**DIRECTIVE**: Return each line of the listing that contains the string "color".

Records that describe figures:
====

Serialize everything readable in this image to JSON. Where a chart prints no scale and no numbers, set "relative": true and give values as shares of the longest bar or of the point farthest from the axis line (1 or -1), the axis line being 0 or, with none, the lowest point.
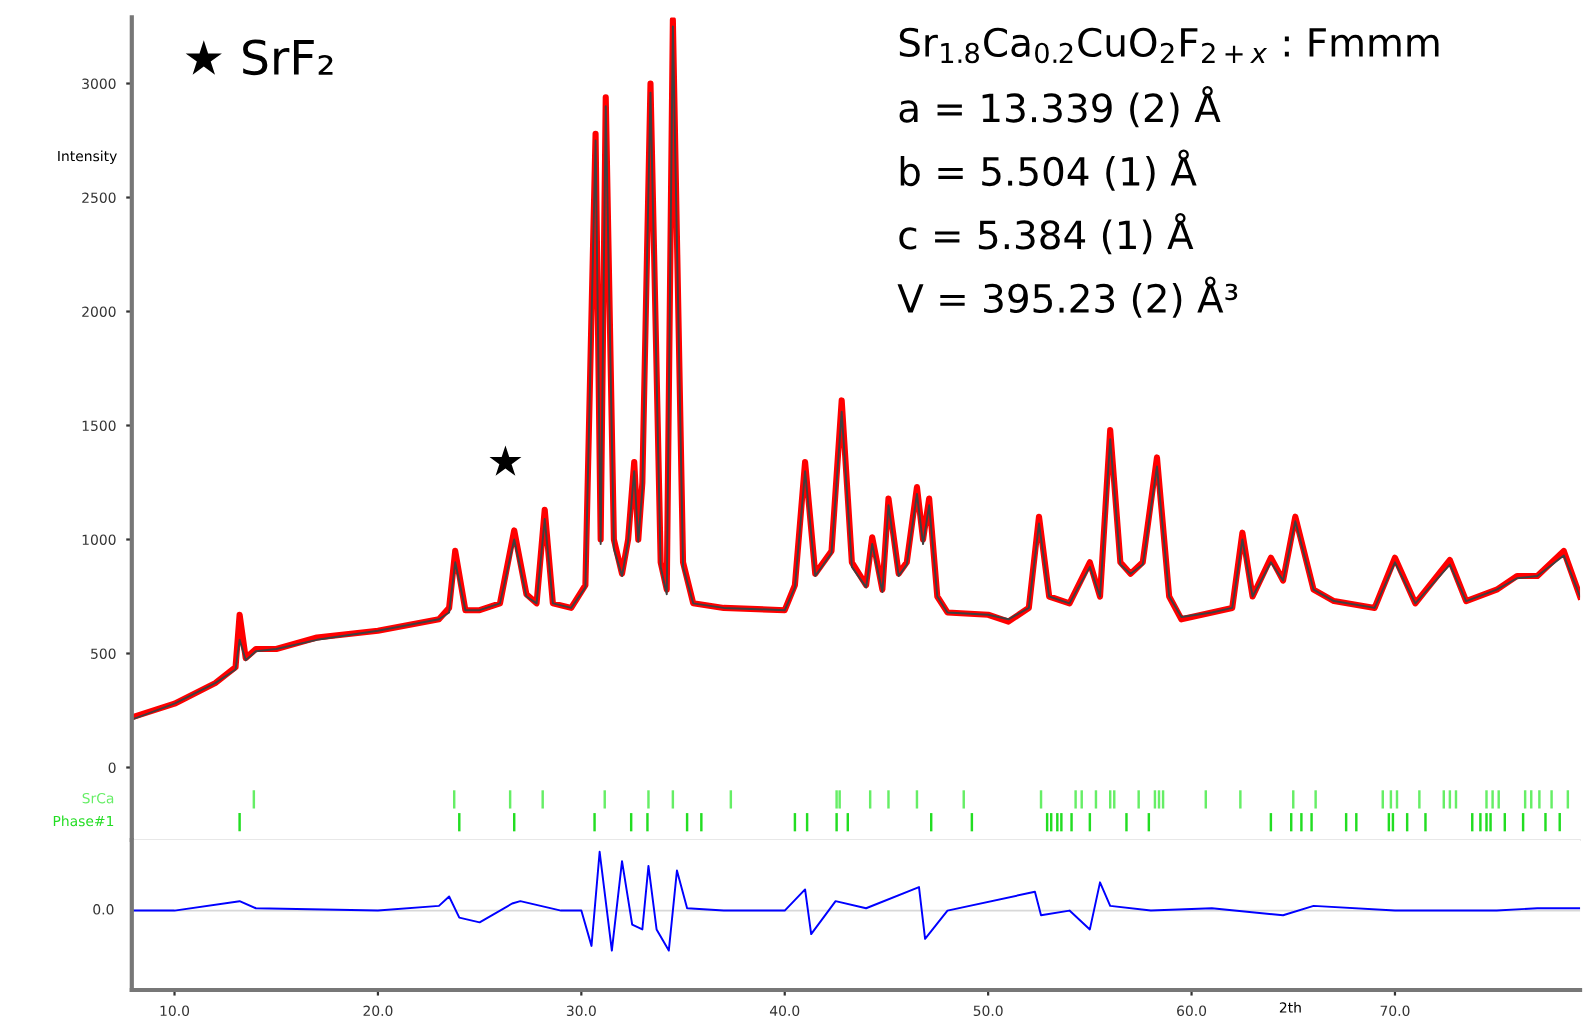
{
  "chart_data": [
    {
      "type": "line",
      "ylabel": "Intensity",
      "tick_labels": "y",
      "x": [
        7.9,
        10,
        12,
        13,
        13.2,
        13.5,
        14,
        15,
        17,
        20,
        23,
        23.5,
        23.8,
        24.3,
        25,
        26,
        26.7,
        27.3,
        27.8,
        28.2,
        28.6,
        29.5,
        30.2,
        30.7,
        30.95,
        31.2,
        31.6,
        32.0,
        32.3,
        32.6,
        32.8,
        33.0,
        33.4,
        33.9,
        34.2,
        34.5,
        35.0,
        35.5,
        37,
        40,
        40.5,
        41.0,
        41.5,
        42.3,
        42.8,
        43.3,
        44,
        44.3,
        44.8,
        45.1,
        45.6,
        46.0,
        46.5,
        46.8,
        47.1,
        47.5,
        48,
        50,
        51,
        52,
        52.5,
        53.0,
        54,
        55,
        55.5,
        56.0,
        56.5,
        57,
        57.6,
        58.3,
        58.9,
        59.5,
        61,
        62,
        62.5,
        63,
        63.9,
        64.5,
        65.1,
        66,
        67,
        69,
        70,
        71,
        72.7,
        73.5,
        75,
        76,
        77,
        78.3,
        79.1
      ],
      "series": [
        {
          "color": "#ff0000",
          "values": [
            220,
            280,
            370,
            440,
            670,
            480,
            520,
            520,
            570,
            600,
            650,
            700,
            950,
            690,
            690,
            720,
            1040,
            760,
            720,
            1130,
            720,
            700,
            800,
            2780,
            1000,
            2940,
            1000,
            850,
            1000,
            1340,
            1000,
            1250,
            3000,
            900,
            780,
            3280,
            900,
            720,
            700,
            690,
            800,
            1340,
            850,
            950,
            1610,
            900,
            800,
            1010,
            780,
            1180,
            850,
            900,
            1230,
            1000,
            1180,
            750,
            680,
            670,
            640,
            700,
            1100,
            750,
            720,
            900,
            750,
            1480,
            900,
            850,
            900,
            1360,
            750,
            650,
            680,
            700,
            1030,
            750,
            920,
            820,
            1100,
            780,
            730,
            700,
            920,
            720,
            910,
            730,
            780,
            840,
            840,
            950,
            750
          ]
        },
        {
          "color": "#404040",
          "values": [
            210,
            280,
            370,
            430,
            560,
            470,
            510,
            520,
            560,
            600,
            650,
            680,
            900,
            690,
            690,
            720,
            1000,
            750,
            720,
            1090,
            720,
            700,
            790,
            2750,
            980,
            2900,
            960,
            840,
            990,
            1300,
            990,
            1220,
            2960,
            880,
            760,
            3250,
            880,
            720,
            700,
            690,
            790,
            1300,
            840,
            940,
            1560,
            880,
            790,
            980,
            770,
            1150,
            840,
            890,
            1200,
            980,
            1150,
            750,
            680,
            670,
            650,
            700,
            1070,
            750,
            720,
            880,
            750,
            1440,
            890,
            850,
            890,
            1320,
            750,
            660,
            680,
            700,
            1000,
            750,
            900,
            820,
            1080,
            780,
            730,
            700,
            900,
            720,
            890,
            730,
            780,
            830,
            840,
            930,
            750
          ]
        },
        {
          "type": "bar",
          "name": "SrCa",
          "color": "#66ee66",
          "x": [
            13.9,
            23.75,
            26.5,
            28.1,
            31.15,
            33.3,
            34.5,
            37.35,
            42.55,
            42.7,
            44.2,
            45.1,
            46.5,
            48.8,
            52.6,
            54.3,
            54.6,
            55.3,
            56.0,
            56.2,
            57.4,
            58.2,
            58.4,
            58.6,
            60.7,
            62.4,
            65.0,
            66.1,
            69.4,
            69.8,
            70.1,
            71.2,
            72.4,
            72.7,
            73.0,
            74.5,
            74.8,
            75.1,
            76.4,
            76.7,
            77.1,
            77.7,
            78.5
          ],
          "values": [
            80,
            80,
            80,
            80,
            80,
            80,
            80,
            80,
            80,
            80,
            80,
            80,
            80,
            80,
            80,
            80,
            80,
            80,
            80,
            80,
            80,
            80,
            80,
            80,
            80,
            80,
            80,
            80,
            80,
            80,
            80,
            80,
            80,
            80,
            80,
            80,
            80,
            80,
            80,
            80,
            80,
            80,
            80
          ],
          "base": [
            -180,
            -180,
            -180,
            -180,
            -180,
            -180,
            -180,
            -180,
            -180,
            -180,
            -180,
            -180,
            -180,
            -180,
            -180,
            -180,
            -180,
            -180,
            -180,
            -180,
            -180,
            -180,
            -180,
            -180,
            -180,
            -180,
            -180,
            -180,
            -180,
            -180,
            -180,
            -180,
            -180,
            -180,
            -180,
            -180,
            -180,
            -180,
            -180,
            -180,
            -180,
            -180,
            -180
          ]
        },
        {
          "type": "bar",
          "name": "Phase#1",
          "color": "#22dd22",
          "x": [
            13.2,
            24.0,
            26.7,
            30.65,
            32.45,
            33.25,
            35.2,
            35.9,
            40.5,
            41.1,
            42.55,
            43.1,
            47.2,
            49.2,
            52.9,
            53.1,
            53.4,
            53.6,
            54.1,
            55.0,
            56.8,
            57.9,
            63.9,
            64.9,
            65.4,
            65.9,
            67.6,
            68.1,
            69.7,
            69.9,
            70.6,
            71.5,
            73.8,
            74.2,
            74.5,
            74.7,
            75.4,
            76.3,
            77.4,
            78.1
          ],
          "values": [
            80,
            80,
            80,
            80,
            80,
            80,
            80,
            80,
            80,
            80,
            80,
            80,
            80,
            80,
            80,
            80,
            80,
            80,
            80,
            80,
            80,
            80,
            80,
            80,
            80,
            80,
            80,
            80,
            80,
            80,
            80,
            80,
            80,
            80,
            80,
            80,
            80,
            80,
            80,
            80
          ],
          "base": [
            -280,
            -280,
            -280,
            -280,
            -280,
            -280,
            -280,
            -280,
            -280,
            -280,
            -280,
            -280,
            -280,
            -280,
            -280,
            -280,
            -280,
            -280,
            -280,
            -280,
            -280,
            -280,
            -280,
            -280,
            -280,
            -280,
            -280,
            -280,
            -280,
            -280,
            -280,
            -280,
            -280,
            -280,
            -280,
            -280,
            -280,
            -280,
            -280,
            -280
          ]
        }
      ],
      "xlim": [
        7.9,
        79.1
      ],
      "ylim": [
        -318,
        3290
      ],
      "yticks": [
        0,
        500,
        1000,
        1500,
        2000,
        2500,
        3000
      ],
      "annotations": [
        "★ SrF₂",
        "★",
        "Sr$_{1.8}$Ca$_{0.2}$CuO$_{2}$F$_{2+x}$ : Fmmm",
        "a = 13.339 (2) Å",
        "b = 5.504 (1) Å",
        "c = 5.384 (1) Å",
        "V = 395.23 (2) Å³"
      ],
      "grid": false,
      "legend": false
    },
    {
      "type": "line",
      "relative": true,
      "xlabel": "2th",
      "tick_labels": "x",
      "x": [
        7.9,
        10,
        13.2,
        14,
        20,
        23,
        23.5,
        24,
        25,
        26.6,
        27,
        28,
        29,
        30,
        30.5,
        30.9,
        31.5,
        32.0,
        32.5,
        33.0,
        33.3,
        33.7,
        34.3,
        34.7,
        35.2,
        37,
        40,
        41.0,
        41.3,
        42.5,
        44,
        46.6,
        46.9,
        48,
        52.3,
        52.6,
        54,
        55.0,
        55.5,
        56,
        58,
        61,
        64.5,
        66,
        70,
        75,
        77,
        79.1
      ],
      "series": [
        {
          "color": "#0000ff",
          "values": [
            0,
            0,
            0.16,
            0.04,
            0,
            0.08,
            0.24,
            -0.12,
            -0.2,
            0.12,
            0.16,
            0.08,
            0,
            0,
            -0.6,
            1,
            -0.68,
            0.84,
            -0.24,
            -0.32,
            0.76,
            -0.32,
            -0.68,
            0.68,
            0.04,
            0,
            0,
            0.36,
            -0.4,
            0.16,
            0.04,
            0.4,
            -0.48,
            0,
            0.32,
            -0.08,
            0,
            -0.32,
            0.48,
            0.08,
            0,
            0.04,
            -0.08,
            0.08,
            0,
            0,
            0.04,
            0.04
          ]
        }
      ],
      "xlim": [
        7.9,
        79.1
      ],
      "xticks": [
        {
          "value": 10,
          "label": "10.0"
        },
        {
          "value": 20,
          "label": "20.0"
        },
        {
          "value": 30,
          "label": "30.0"
        },
        {
          "value": 40,
          "label": "40.0"
        },
        {
          "value": 50,
          "label": "50.0"
        },
        {
          "value": 60,
          "label": "60.0"
        },
        {
          "value": 70,
          "label": "70.0"
        }
      ],
      "ref_lines": [
        {
          "axis": "y",
          "value": 0,
          "label": "0.0",
          "color": "#d8d8d8"
        }
      ],
      "grid": false,
      "legend": false
    }
  ]
}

====

**RESULT OF THE EXERCISE**:
          "color": "#ff0000",
          "color": "#404040",
          "color": "#66ee66",
          "color": "#22dd22",
          "color": "#0000ff",
          "color": "#d8d8d8"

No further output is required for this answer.